*REQUIRED WORK*.
Quote the listing in full, exactly as given, minus any pictures.

[BEGIN]

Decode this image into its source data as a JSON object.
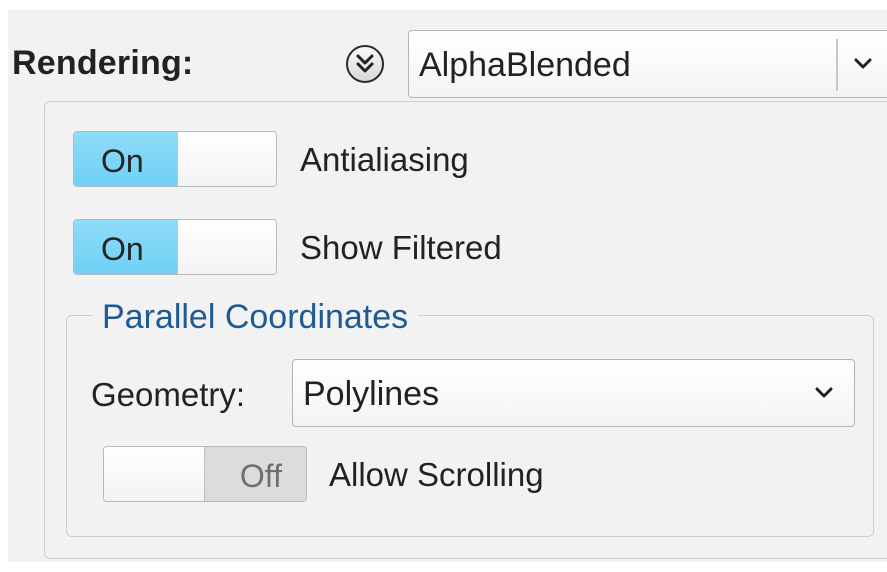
{
  "rendering": {
    "label": "Rendering:",
    "mode_value": "AlphaBlended",
    "collapse_icon": "double-chevron-down-icon"
  },
  "toggles": {
    "antialiasing": {
      "state_text": "On",
      "label": "Antialiasing",
      "on": true
    },
    "show_filtered": {
      "state_text": "On",
      "label": "Show Filtered",
      "on": true
    },
    "allow_scrolling": {
      "state_text": "Off",
      "label": "Allow Scrolling",
      "on": false
    }
  },
  "parallel_coordinates": {
    "title": "Parallel Coordinates",
    "geometry_label": "Geometry:",
    "geometry_value": "Polylines"
  },
  "colors": {
    "toggle_on": "#7dd6f6",
    "group_title": "#1e5a93",
    "panel_background": "#f2f2f2"
  }
}
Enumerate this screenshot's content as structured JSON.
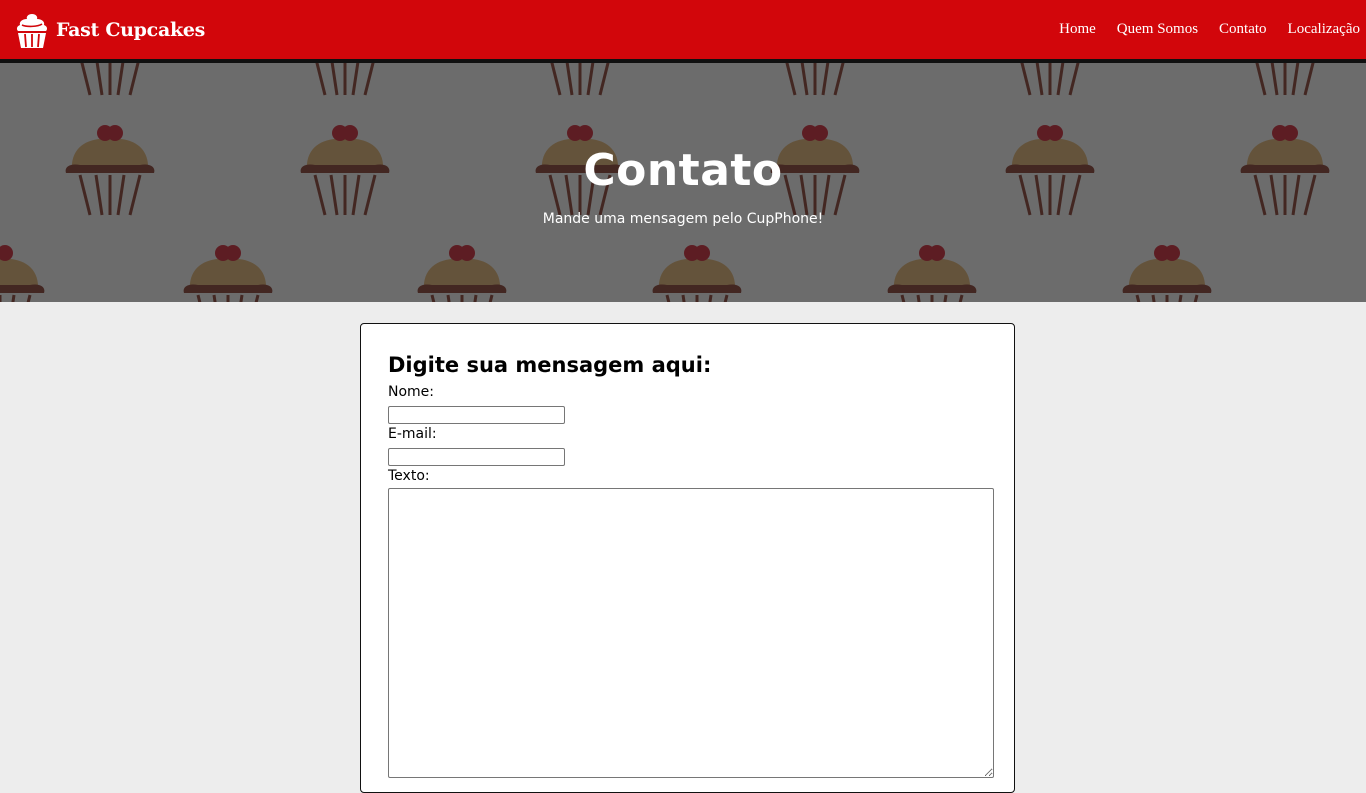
{
  "navbar": {
    "brand": "Fast Cupcakes",
    "brand_icon": "cupcake-icon",
    "links": [
      "Home",
      "Quem Somos",
      "Contato",
      "Localização"
    ],
    "background": "#d2060b"
  },
  "hero": {
    "title": "Contato",
    "subtitle": "Mande uma mensagem pelo CupPhone!"
  },
  "form": {
    "heading": "Digite sua mensagem aqui:",
    "name_label": "Nome:",
    "name_value": "",
    "email_label": "E-mail:",
    "email_value": "",
    "text_label": "Texto:",
    "text_value": ""
  }
}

[END]

*EXERCISE RESPONSE*.
Decode this image into its source data as a JSON object.
{
  "rendering": {
    "label": "Rendering:",
    "mode_value": "AlphaBlended",
    "collapse_icon": "double-chevron-down-icon"
  },
  "toggles": {
    "antialiasing": {
      "state_text": "On",
      "label": "Antialiasing",
      "on": true
    },
    "show_filtered": {
      "state_text": "On",
      "label": "Show Filtered",
      "on": true
    },
    "allow_scrolling": {
      "state_text": "Off",
      "label": "Allow Scrolling",
      "on": false
    }
  },
  "parallel_coordinates": {
    "title": "Parallel Coordinates",
    "geometry_label": "Geometry:",
    "geometry_value": "Polylines"
  },
  "colors": {
    "toggle_on": "#7dd6f6",
    "group_title": "#1e5a93",
    "panel_background": "#f2f2f2"
  }
}
Enumerate this screenshot's content as structured JSON.
{
  "navbar": {
    "brand": "Fast Cupcakes",
    "brand_icon": "cupcake-icon",
    "links": [
      "Home",
      "Quem Somos",
      "Contato",
      "Localização"
    ],
    "background": "#d2060b"
  },
  "hero": {
    "title": "Contato",
    "subtitle": "Mande uma mensagem pelo CupPhone!"
  },
  "form": {
    "heading": "Digite sua mensagem aqui:",
    "name_label": "Nome:",
    "name_value": "",
    "email_label": "E-mail:",
    "email_value": "",
    "text_label": "Texto:",
    "text_value": ""
  }
}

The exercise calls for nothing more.